## What the task requires:
Your task is to locate every line holding the string "email" and to copy each of them.
== Supplied information
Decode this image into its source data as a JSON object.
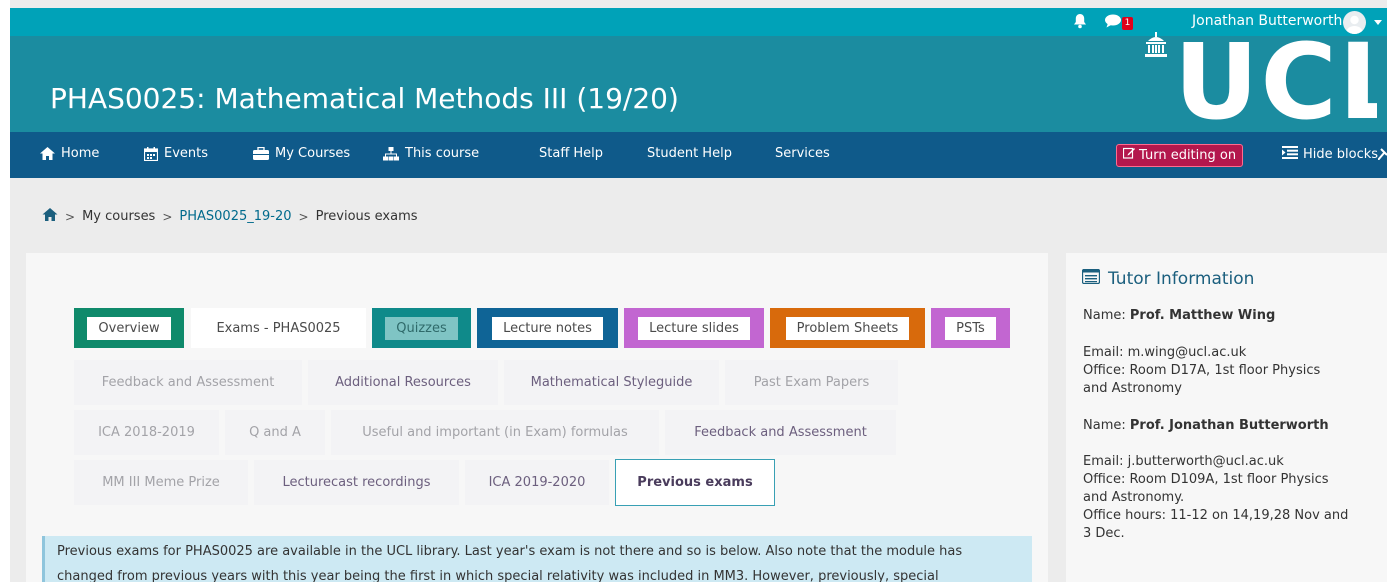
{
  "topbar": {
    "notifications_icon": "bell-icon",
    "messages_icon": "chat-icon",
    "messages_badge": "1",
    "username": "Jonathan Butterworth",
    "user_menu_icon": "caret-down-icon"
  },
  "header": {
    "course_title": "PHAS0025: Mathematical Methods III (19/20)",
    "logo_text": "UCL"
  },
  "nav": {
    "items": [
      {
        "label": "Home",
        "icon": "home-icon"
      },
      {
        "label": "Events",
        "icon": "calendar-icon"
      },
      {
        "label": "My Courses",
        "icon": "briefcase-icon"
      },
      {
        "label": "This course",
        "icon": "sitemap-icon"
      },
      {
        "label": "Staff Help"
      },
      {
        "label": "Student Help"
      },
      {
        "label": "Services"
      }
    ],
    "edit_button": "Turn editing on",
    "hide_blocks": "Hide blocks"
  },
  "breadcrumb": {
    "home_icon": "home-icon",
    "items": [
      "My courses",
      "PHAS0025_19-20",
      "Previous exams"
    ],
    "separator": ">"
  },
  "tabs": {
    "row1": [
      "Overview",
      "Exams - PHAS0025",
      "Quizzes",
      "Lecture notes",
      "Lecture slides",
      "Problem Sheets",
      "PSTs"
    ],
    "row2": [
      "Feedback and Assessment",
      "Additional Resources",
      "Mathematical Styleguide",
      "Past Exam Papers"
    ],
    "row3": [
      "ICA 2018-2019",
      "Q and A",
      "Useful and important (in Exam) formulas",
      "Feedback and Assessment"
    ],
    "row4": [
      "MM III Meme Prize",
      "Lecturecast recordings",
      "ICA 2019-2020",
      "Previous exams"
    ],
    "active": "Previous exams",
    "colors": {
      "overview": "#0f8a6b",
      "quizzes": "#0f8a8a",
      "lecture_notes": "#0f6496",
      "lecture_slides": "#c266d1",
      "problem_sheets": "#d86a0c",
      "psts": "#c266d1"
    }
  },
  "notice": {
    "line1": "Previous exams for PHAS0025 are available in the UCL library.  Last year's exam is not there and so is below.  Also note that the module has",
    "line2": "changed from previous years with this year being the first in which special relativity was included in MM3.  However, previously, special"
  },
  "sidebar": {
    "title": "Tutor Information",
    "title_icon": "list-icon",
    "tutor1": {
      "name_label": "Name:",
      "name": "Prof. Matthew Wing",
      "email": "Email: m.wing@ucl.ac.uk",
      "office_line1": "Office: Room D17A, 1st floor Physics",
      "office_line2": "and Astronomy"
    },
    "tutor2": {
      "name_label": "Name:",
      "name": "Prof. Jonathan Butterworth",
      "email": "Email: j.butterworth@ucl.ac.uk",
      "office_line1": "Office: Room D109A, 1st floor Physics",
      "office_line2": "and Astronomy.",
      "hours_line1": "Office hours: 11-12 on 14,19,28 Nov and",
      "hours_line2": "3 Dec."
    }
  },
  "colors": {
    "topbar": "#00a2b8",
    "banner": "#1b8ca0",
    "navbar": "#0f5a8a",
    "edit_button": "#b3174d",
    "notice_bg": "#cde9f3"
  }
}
====
== Supplied information
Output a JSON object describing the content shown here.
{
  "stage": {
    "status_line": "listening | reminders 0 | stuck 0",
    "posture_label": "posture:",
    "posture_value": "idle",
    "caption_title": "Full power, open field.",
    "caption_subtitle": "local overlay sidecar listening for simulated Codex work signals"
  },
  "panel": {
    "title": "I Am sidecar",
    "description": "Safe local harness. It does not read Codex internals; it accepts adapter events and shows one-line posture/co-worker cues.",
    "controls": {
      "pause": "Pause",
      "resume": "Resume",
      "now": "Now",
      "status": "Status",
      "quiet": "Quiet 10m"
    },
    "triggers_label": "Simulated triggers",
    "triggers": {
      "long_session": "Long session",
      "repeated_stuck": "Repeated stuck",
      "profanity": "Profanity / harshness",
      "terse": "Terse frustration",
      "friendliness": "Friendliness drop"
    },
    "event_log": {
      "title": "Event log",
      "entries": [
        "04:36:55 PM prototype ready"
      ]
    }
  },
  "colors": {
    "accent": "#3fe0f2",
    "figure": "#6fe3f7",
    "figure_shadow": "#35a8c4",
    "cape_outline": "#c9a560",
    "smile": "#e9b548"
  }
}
====
## Task solution:
      "email": "Email: m.wing@ucl.ac.uk",
      "email": "Email: j.butterworth@ucl.ac.uk",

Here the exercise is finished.